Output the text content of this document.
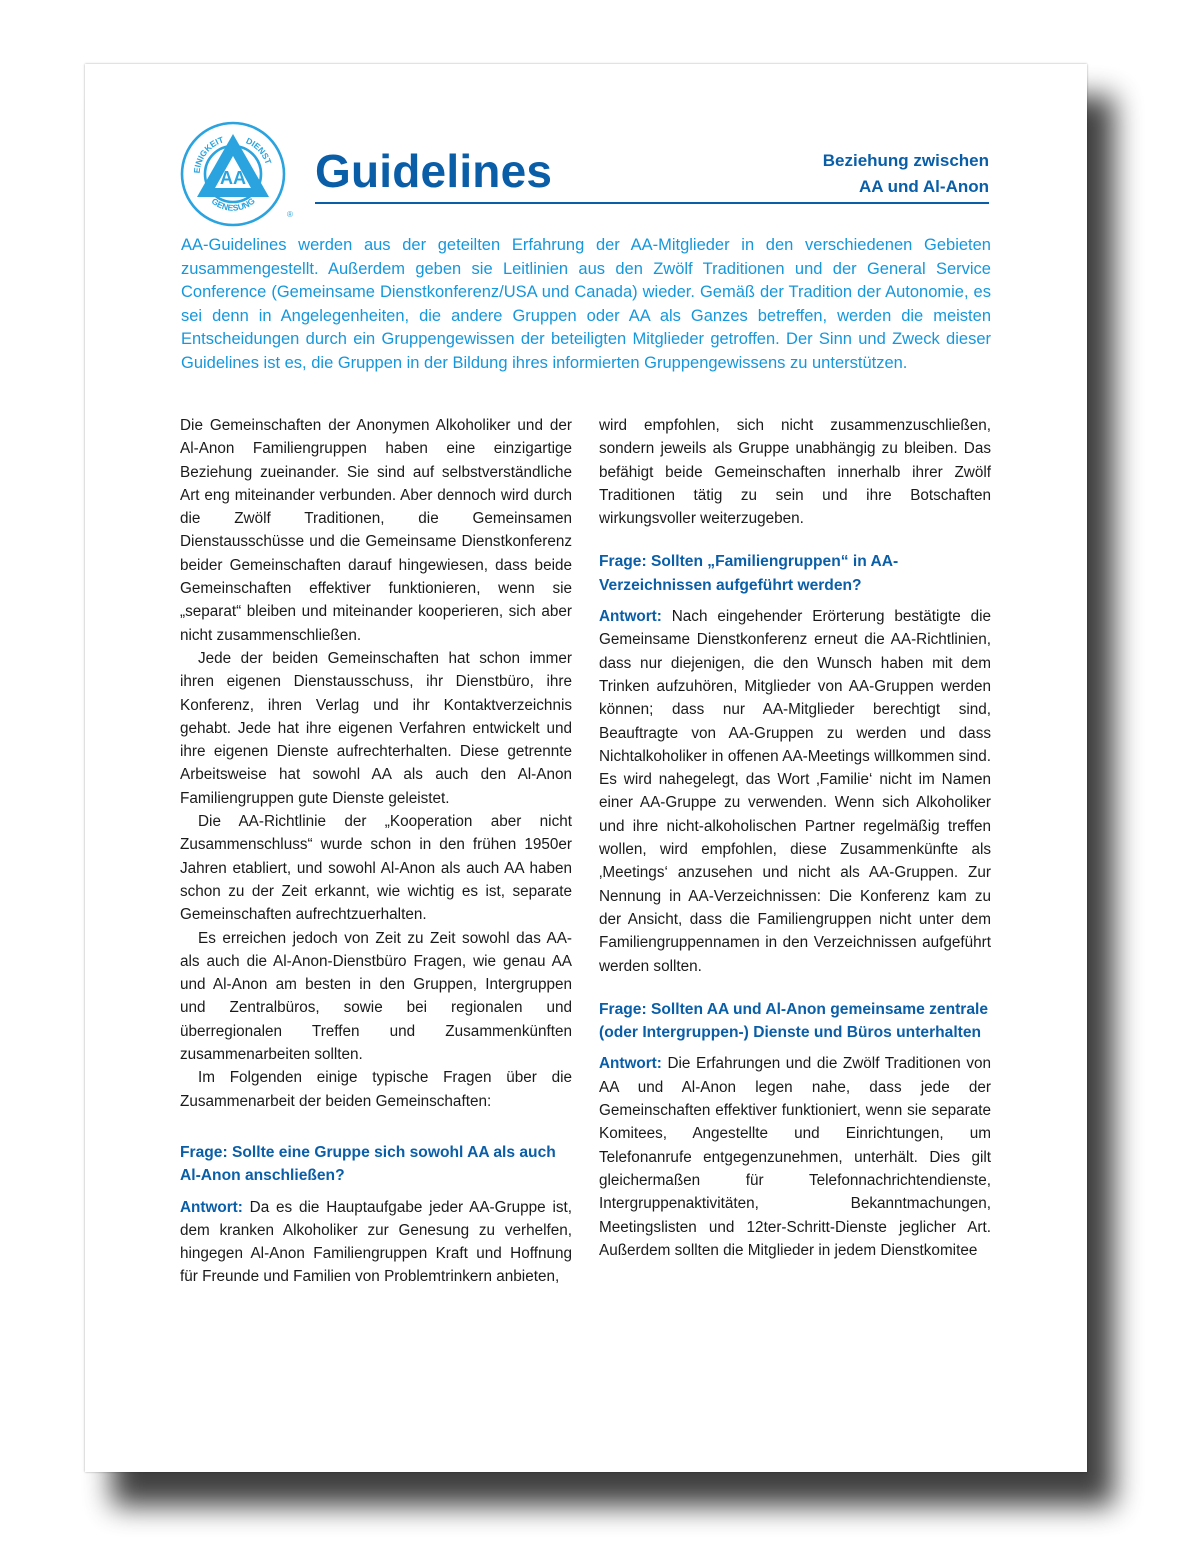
AA
EINIGKEIT DIENST
GENESUNG
®
Guidelines	Beziehung zwischen
AA und Al-Anon

AA-Guidelines werden aus der geteilten Erfahrung der AA-Mitglieder in den verschiedenen Gebieten zusammengestellt. Außerdem geben sie Leitlinien aus den Zwölf Traditionen und der General Service Conference (Gemeinsame Dienstkonferenz/USA und Canada) wieder. Gemäß der Tradition der Autonomie, es sei denn in Angelegenheiten, die andere Gruppen oder AA als Ganzes betreffen, werden die meisten Entscheidungen durch ein Gruppengewissen der beteiligten Mitglieder getroffen. Der Sinn und Zweck dieser Guidelines ist es, die Gruppen in der Bildung ihres informierten Gruppengewissens zu unterstützen.

Die Gemeinschaften der Anonymen Alkoholiker und der Al-Anon Familiengruppen haben eine einzigartige Beziehung zueinander. Sie sind auf selbstverständliche Art eng miteinander verbunden. Aber dennoch wird durch die Zwölf Traditionen, die Gemeinsamen Dienstausschüsse und die Gemeinsame Dienstkonferenz beider Gemeinschaften darauf hingewiesen, dass beide Gemeinschaften effektiver funktionieren, wenn sie „separat“ bleiben und miteinander kooperieren, sich aber nicht zusammenschließen.

Jede der beiden Gemeinschaften hat schon immer ihren eigenen Dienstausschuss, ihr Dienstbüro, ihre Konferenz, ihren Verlag und ihr Kontaktverzeichnis gehabt. Jede hat ihre eigenen Verfahren entwickelt und ihre eigenen Dienste aufrechterhalten. Diese getrennte Arbeitsweise hat sowohl AA als auch den Al-Anon Familiengruppen gute Dienste geleistet.

Die AA-Richtlinie der „Kooperation aber nicht Zusammenschluss“ wurde schon in den frühen 1950er Jahren etabliert, und sowohl Al-Anon als auch AA haben schon zu der Zeit erkannt, wie wichtig es ist, separate Gemeinschaften aufrechtzuerhalten.

Es erreichen jedoch von Zeit zu Zeit sowohl das AA- als auch die Al-Anon-Dienstbüro Fragen, wie genau AA und Al-Anon am besten in den Gruppen, Intergruppen und Zentralbüros, sowie bei regionalen und überregionalen Treffen und Zusammenkünften zusammenarbeiten sollten.

Im Folgenden einige typische Fragen über die Zusammenarbeit der beiden Gemeinschaften:

Frage: Sollte eine Gruppe sich sowohl AA als auch Al-Anon anschließen?

Antwort: Da es die Hauptaufgabe jeder AA-Gruppe ist, dem kranken Alkoholiker zur Genesung zu verhelfen, hingegen Al-Anon Familiengruppen Kraft und Hoffnung für Freunde und Familien von Problemtrinkern anbieten,

wird empfohlen, sich nicht zusammenzuschließen, sondern jeweils als Gruppe unabhängig zu bleiben. Das befähigt beide Gemeinschaften innerhalb ihrer Zwölf Traditionen tätig zu sein und ihre Botschaften wirkungsvoller weiterzugeben.

Frage: Sollten „Familiengruppen“ in AA-Verzeichnissen aufgeführt werden?

Antwort: Nach eingehender Erörterung bestätigte die Gemeinsame Dienstkonferenz erneut die AA-Richtlinien, dass nur diejenigen, die den Wunsch haben mit dem Trinken aufzuhören, Mitglieder von AA-Gruppen werden können; dass nur AA-Mitglieder berechtigt sind, Beauftragte von AA-Gruppen zu werden und dass Nichtalkoholiker in offenen AA-Meetings willkommen sind. Es wird nahegelegt, das Wort ‚Familie‘ nicht im Namen einer AA-Gruppe zu verwenden. Wenn sich Alkoholiker und ihre nicht-alkoholischen Partner regelmäßig treffen wollen, wird empfohlen, diese Zusammenkünfte als ‚Meetings‘ anzusehen und nicht als AA-Gruppen. Zur Nennung in AA-Verzeichnissen: Die Konferenz kam zu der Ansicht, dass die Familiengruppen nicht unter dem Familiengruppennamen in den Verzeichnissen aufgeführt werden sollten.

Frage: Sollten AA und Al-Anon gemeinsame zentrale (oder Intergruppen-) Dienste und Büros unterhalten

Antwort: Die Erfahrungen und die Zwölf Traditionen von AA und Al-Anon legen nahe, dass jede der Gemeinschaften effektiver funktioniert, wenn sie separate Komitees, Angestellte und Einrichtungen, um Telefonanrufe entgegenzunehmen, unterhält. Dies gilt gleichermaßen für Telefonnachrichtendienste, Intergruppenaktivitäten, Bekanntmachungen, Meetingslisten und 12ter-Schritt-Dienste jeglicher Art. Außerdem sollten die Mitglieder in jedem Dienstkomitee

EXERCISE DIRECTIONS:
Retype the whole listing. Keep every word exact but include no pictures.

EXERCISE RESPONSE:
Output the text content of this document.
AA
EINIGKEIT DIENST
GENESUNG
®
Guidelines	Beziehung zwischen
AA und Al-Anon

AA-Guidelines werden aus der geteilten Erfahrung der AA-Mitglieder in den verschiedenen Gebieten zusammengestellt. Außerdem geben sie Leitlinien aus den Zwölf Traditionen und der General Service Conference (Gemeinsame Dienstkonferenz/USA und Canada) wieder. Gemäß der Tradition der Autonomie, es sei denn in Angelegenheiten, die andere Gruppen oder AA als Ganzes betreffen, werden die meisten Entscheidungen durch ein Gruppengewissen der beteiligten Mitglieder getroffen. Der Sinn und Zweck dieser Guidelines ist es, die Gruppen in der Bildung ihres informierten Gruppengewissens zu unterstützen.

Die Gemeinschaften der Anonymen Alkoholiker und der Al-Anon Familiengruppen haben eine einzigartige Beziehung zueinander. Sie sind auf selbstverständliche Art eng miteinander verbunden. Aber dennoch wird durch die Zwölf Traditionen, die Gemeinsamen Dienstausschüsse und die Gemeinsame Dienstkonferenz beider Gemeinschaften darauf hingewiesen, dass beide Gemeinschaften effektiver funktionieren, wenn sie „separat“ bleiben und miteinander kooperieren, sich aber nicht zusammenschließen.

Jede der beiden Gemeinschaften hat schon immer ihren eigenen Dienstausschuss, ihr Dienstbüro, ihre Konferenz, ihren Verlag und ihr Kontaktverzeichnis gehabt. Jede hat ihre eigenen Verfahren entwickelt und ihre eigenen Dienste aufrechterhalten. Diese getrennte Arbeitsweise hat sowohl AA als auch den Al-Anon Familiengruppen gute Dienste geleistet.

Die AA-Richtlinie der „Kooperation aber nicht Zusammenschluss“ wurde schon in den frühen 1950er Jahren etabliert, und sowohl Al-Anon als auch AA haben schon zu der Zeit erkannt, wie wichtig es ist, separate Gemeinschaften aufrechtzuerhalten.

Es erreichen jedoch von Zeit zu Zeit sowohl das AA- als auch die Al-Anon-Dienstbüro Fragen, wie genau AA und Al-Anon am besten in den Gruppen, Intergruppen und Zentralbüros, sowie bei regionalen und überregionalen Treffen und Zusammenkünften zusammenarbeiten sollten.

Im Folgenden einige typische Fragen über die Zusammenarbeit der beiden Gemeinschaften:

Frage: Sollte eine Gruppe sich sowohl AA als auch Al-Anon anschließen?

Antwort: Da es die Hauptaufgabe jeder AA-Gruppe ist, dem kranken Alkoholiker zur Genesung zu verhelfen, hingegen Al-Anon Familiengruppen Kraft und Hoffnung für Freunde und Familien von Problemtrinkern anbieten,

wird empfohlen, sich nicht zusammenzuschließen, sondern jeweils als Gruppe unabhängig zu bleiben. Das befähigt beide Gemeinschaften innerhalb ihrer Zwölf Traditionen tätig zu sein und ihre Botschaften wirkungsvoller weiterzugeben.

Frage: Sollten „Familiengruppen“ in AA-Verzeichnissen aufgeführt werden?

Antwort: Nach eingehender Erörterung bestätigte die Gemeinsame Dienstkonferenz erneut die AA-Richtlinien, dass nur diejenigen, die den Wunsch haben mit dem Trinken aufzuhören, Mitglieder von AA-Gruppen werden können; dass nur AA-Mitglieder berechtigt sind, Beauftragte von AA-Gruppen zu werden und dass Nichtalkoholiker in offenen AA-Meetings willkommen sind. Es wird nahegelegt, das Wort ‚Familie‘ nicht im Namen einer AA-Gruppe zu verwenden. Wenn sich Alkoholiker und ihre nicht-alkoholischen Partner regelmäßig treffen wollen, wird empfohlen, diese Zusammenkünfte als ‚Meetings‘ anzusehen und nicht als AA-Gruppen. Zur Nennung in AA-Verzeichnissen: Die Konferenz kam zu der Ansicht, dass die Familiengruppen nicht unter dem Familiengruppennamen in den Verzeichnissen aufgeführt werden sollten.

Frage: Sollten AA und Al-Anon gemeinsame zentrale (oder Intergruppen-) Dienste und Büros unterhalten

Antwort: Die Erfahrungen und die Zwölf Traditionen von AA und Al-Anon legen nahe, dass jede der Gemeinschaften effektiver funktioniert, wenn sie separate Komitees, Angestellte und Einrichtungen, um Telefonanrufe entgegenzunehmen, unterhält. Dies gilt gleichermaßen für Telefonnachrichtendienste, Intergruppenaktivitäten, Bekanntmachungen, Meetingslisten und 12ter-Schritt-Dienste jeglicher Art. Außerdem sollten die Mitglieder in jedem Dienstkomitee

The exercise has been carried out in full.